[Dataset items]
---------------

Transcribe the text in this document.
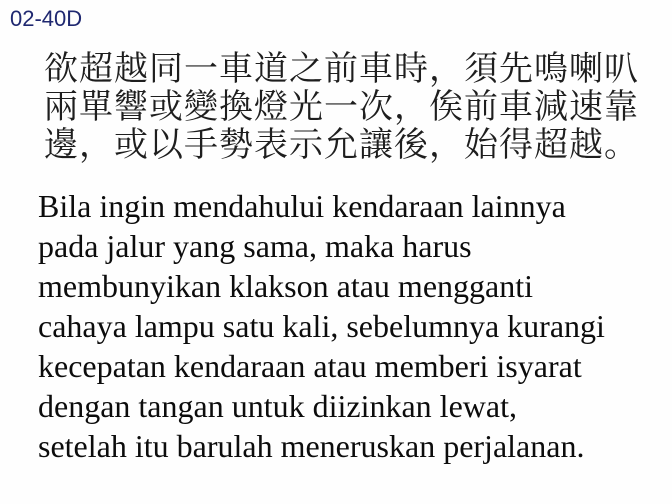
02-40D
欲超越同一車道之前車時，須先鳴喇叭
兩單響或變換燈光一次，俟前車減速靠
邊，或以手勢表示允讓後，始得超越。
Bila ingin mendahului kendaraan lainnya
pada jalur yang sama, maka harus
membunyikan klakson atau mengganti
cahaya lampu satu kali, sebelumnya kurangi
kecepatan kendaraan atau memberi isyarat
dengan tangan untuk diizinkan lewat,
setelah itu barulah meneruskan perjalanan.
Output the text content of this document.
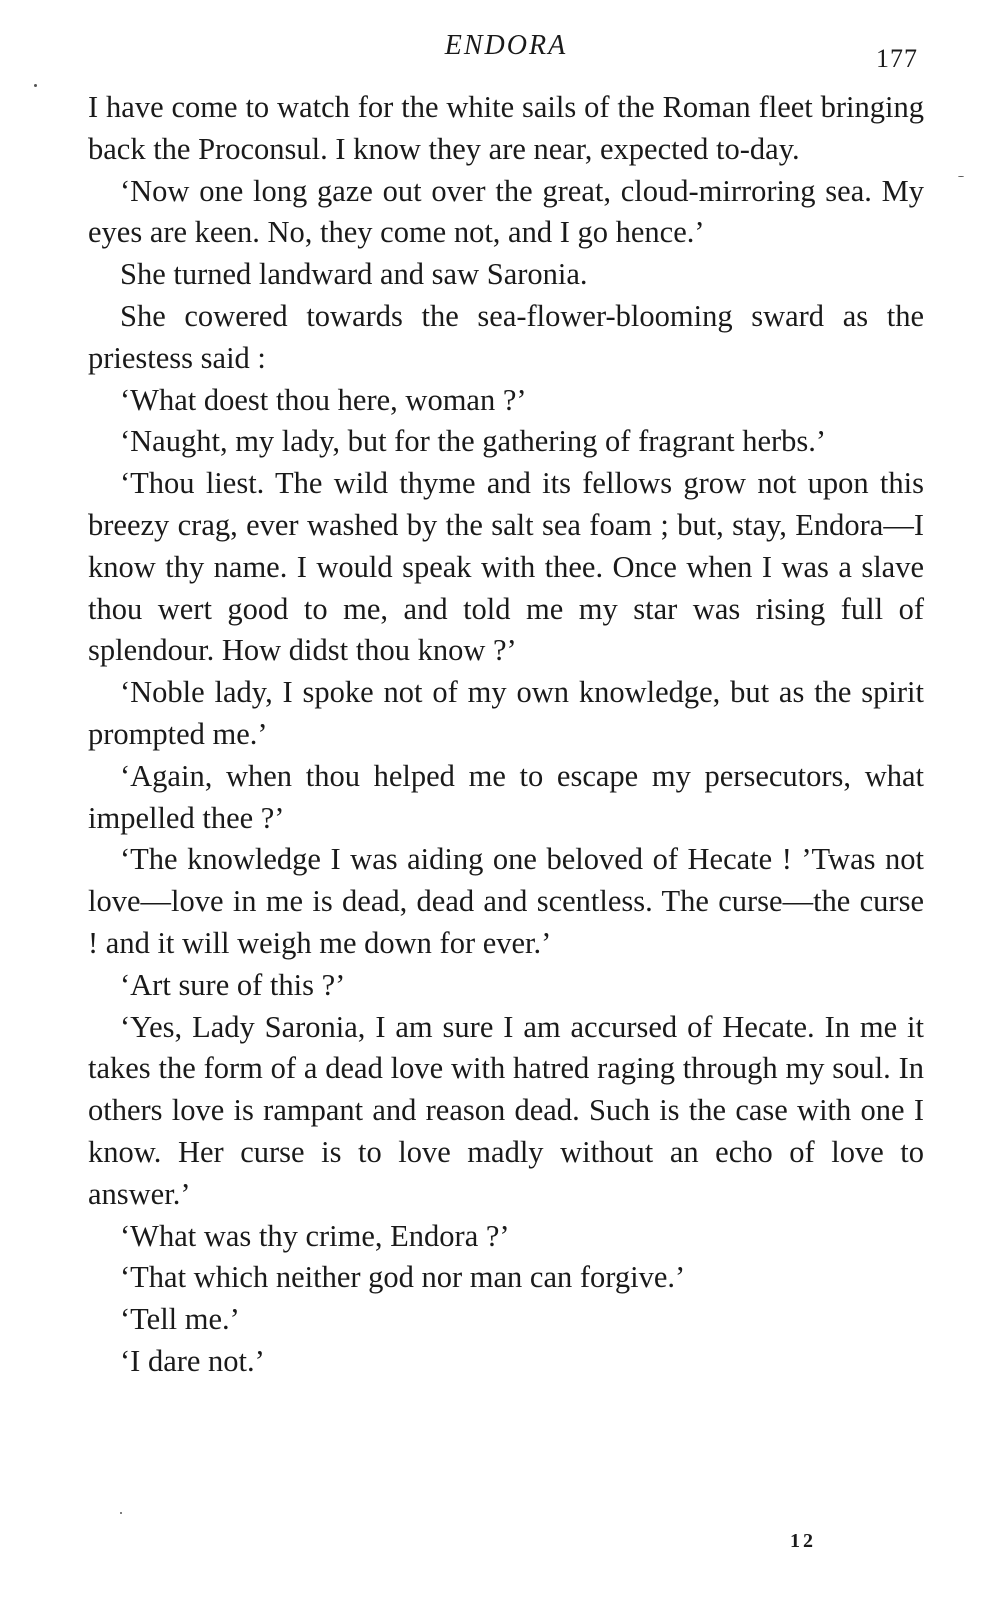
ENDORA	177

I have come to watch for the white sails of the Roman fleet bringing back the Proconsul. I know they are near, expected to-day.

‘Now one long gaze out over the great, cloud-mirroring sea. My eyes are keen. No, they come not, and I go hence.’

She turned landward and saw Saronia.

She cowered towards the sea-flower-blooming sward as the priestess said :

‘What doest thou here, woman ?’

‘Naught, my lady, but for the gathering of fragrant herbs.’

‘Thou liest. The wild thyme and its fellows grow not upon this breezy crag, ever washed by the salt sea foam ; but, stay, Endora—I know thy name. I would speak with thee. Once when I was a slave thou wert good to me, and told me my star was rising full of splendour. How didst thou know ?’

‘Noble lady, I spoke not of my own knowledge, but as the spirit prompted me.’

‘Again, when thou helped me to escape my persecutors, what impelled thee ?’

‘The knowledge I was aiding one beloved of Hecate ! ’Twas not love—love in me is dead, dead and scentless. The curse—the curse ! and it will weigh me down for ever.’

‘Art sure of this ?’

‘Yes, Lady Saronia, I am sure I am accursed of Hecate. In me it takes the form of a dead love with hatred raging through my soul. In others love is rampant and reason dead. Such is the case with one I know. Her curse is to love madly without an echo of love to answer.’

‘What was thy crime, Endora ?’

‘That which neither god nor man can forgive.’

‘Tell me.’

‘I dare not.’

12
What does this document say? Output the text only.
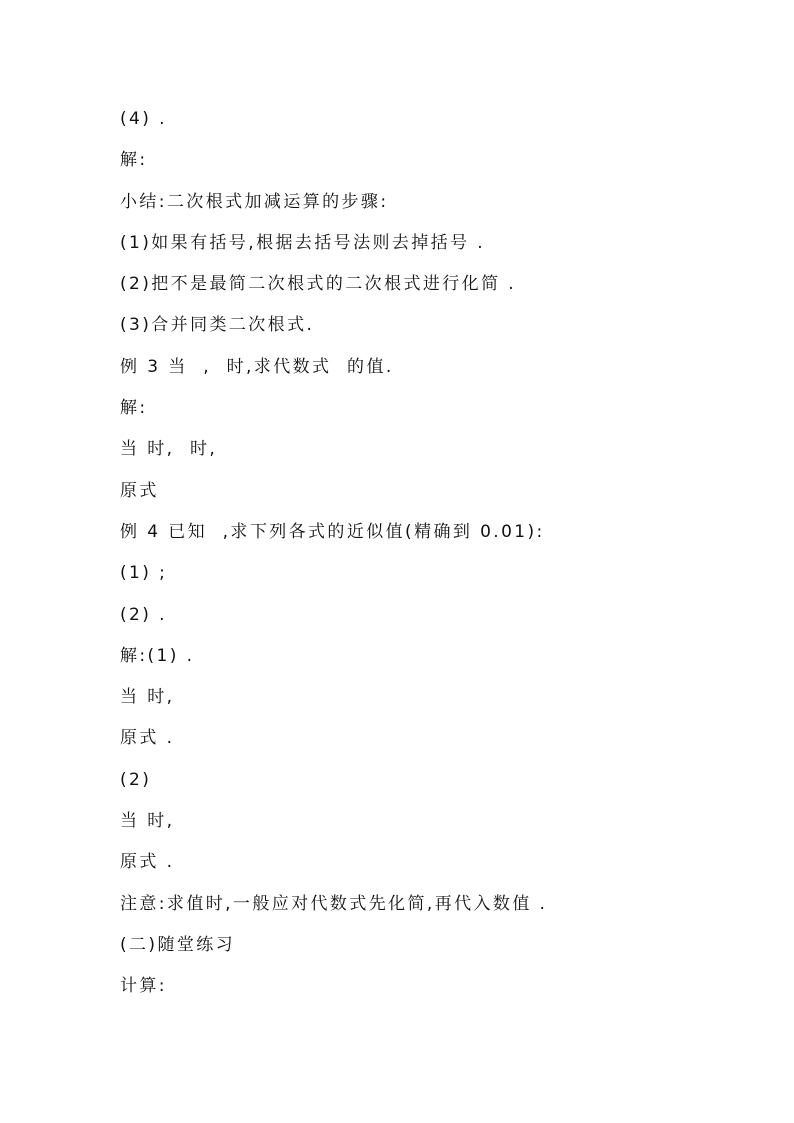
(4) .
解:
小结:二次根式加减运算的步骤:
(1)如果有括号,根据去括号法则去掉括号 .
(2)把不是最简二次根式的二次根式进行化简 .
(3)合并同类二次根式.
例 3 当  ,  时,求代数式  的值.
解:
当 时,  时,
原式
例 4 已知  ,求下列各式的近似值(精确到 0.01):
(1) ;
(2) .
解:(1) .
当 时,
原式 .
(2)
当 时,
原式 .
注意:求值时,一般应对代数式先化简,再代入数值 .
(二)随堂练习
计算:
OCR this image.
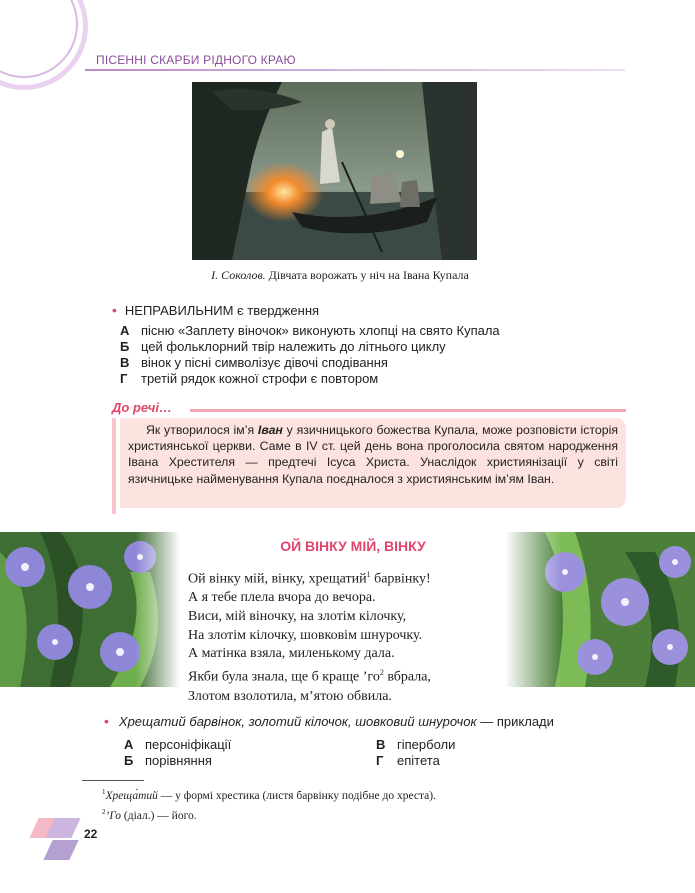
ПІСЕННІ СКАРБИ РІДНОГО КРАЮ
І. Соколов. Дівчата ворожать у ніч на Івана Купала
• НЕПРАВИЛЬНИМ є твердження
А пісню «Заплету віночок» виконують хлопці на свято Купала
Б цей фольклорний твір належить до літнього циклу
В вінок у пісні символізує дівочі сподівання
Г	третій рядок кожної строфи є повтором
До речі…
Як утворилося ім’я Іван у язичницького божества Купала, може розповісти історія християнської церкви. Саме в IV ст. цей день вона проголосила святом народження Івана Хрестителя — предтечі Ісуса Христа. Унаслідок християнізації у світі язичницьке найменування Купала поєдналося з християнським ім’ям Іван.
ОЙ ВІНКУ МІЙ, ВІНКУ
Ой вінку мій, вінку, хрещатий$^1$ барвінку!
А я тебе плела вчора до вечора.
Виси, мій віночку, на злотім кілочку,
На злотім кілочку, шовковім шнурочку.
А матінка взяла, миленькому дала.
Якби була знала, ще б краще $’го^2$ вбрала,
Злотом взолотила, м’ятою обвила.
• Хрещатий барвінок, золотий кілочок, шовковий шнурочок — приклади
А персоніфікації
Б порівняння
В гіперболи
Г	епітета
$^1$Хреща́тий — у формі хрестика (листя барвінку подібне до хреста).
$^2$’Го (діал.) — його.
22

---------------

▶ _What to produce_
Extract the lines beginning with the one that contains "What does this" and ending with the last line of the listing. Keep them exact and drop the pictures.

▶ _Completed task_
What does this document say? Output the text only.
(4) .
解:
小结:二次根式加减运算的步骤:
(1)如果有括号,根据去括号法则去掉括号 .
(2)把不是最简二次根式的二次根式进行化简 .
(3)合并同类二次根式.
例 3 当  ,  时,求代数式  的值.
解:
当 时,  时,
原式
例 4 已知  ,求下列各式的近似值(精确到 0.01):
(1) ;
(2) .
解:(1) .
当 时,
原式 .
(2)
当 时,
原式 .
注意:求值时,一般应对代数式先化简,再代入数值 .
(二)随堂练习
计算:
OCR this image.
ПІСЕННІ СКАРБИ РІДНОГО КРАЮ
І. Соколов. Дівчата ворожать у ніч на Івана Купала
• НЕПРАВИЛЬНИМ є твердження
А пісню «Заплету віночок» виконують хлопці на свято Купала
Б цей фольклорний твір належить до літнього циклу
В вінок у пісні символізує дівочі сподівання
Г	третій рядок кожної строфи є повтором
До речі…
Як утворилося ім’я Іван у язичницького божества Купала, може розповісти історія християнської церкви. Саме в IV ст. цей день вона проголосила святом народження Івана Хрестителя — предтечі Ісуса Христа. Унаслідок християнізації у світі язичницьке найменування Купала поєдналося з християнським ім’ям Іван.
ОЙ ВІНКУ МІЙ, ВІНКУ
Ой вінку мій, вінку, хрещатий$^1$ барвінку!
А я тебе плела вчора до вечора.
Виси, мій віночку, на злотім кілочку,
На злотім кілочку, шовковім шнурочку.
А матінка взяла, миленькому дала.
Якби була знала, ще б краще $’го^2$ вбрала,
Злотом взолотила, м’ятою обвила.
• Хрещатий барвінок, золотий кілочок, шовковий шнурочок — приклади
А персоніфікації
Б порівняння
В гіперболи
Г	епітета
$^1$Хреща́тий — у формі хрестика (листя барвінку подібне до хреста).
$^2$’Го (діал.) — його.
22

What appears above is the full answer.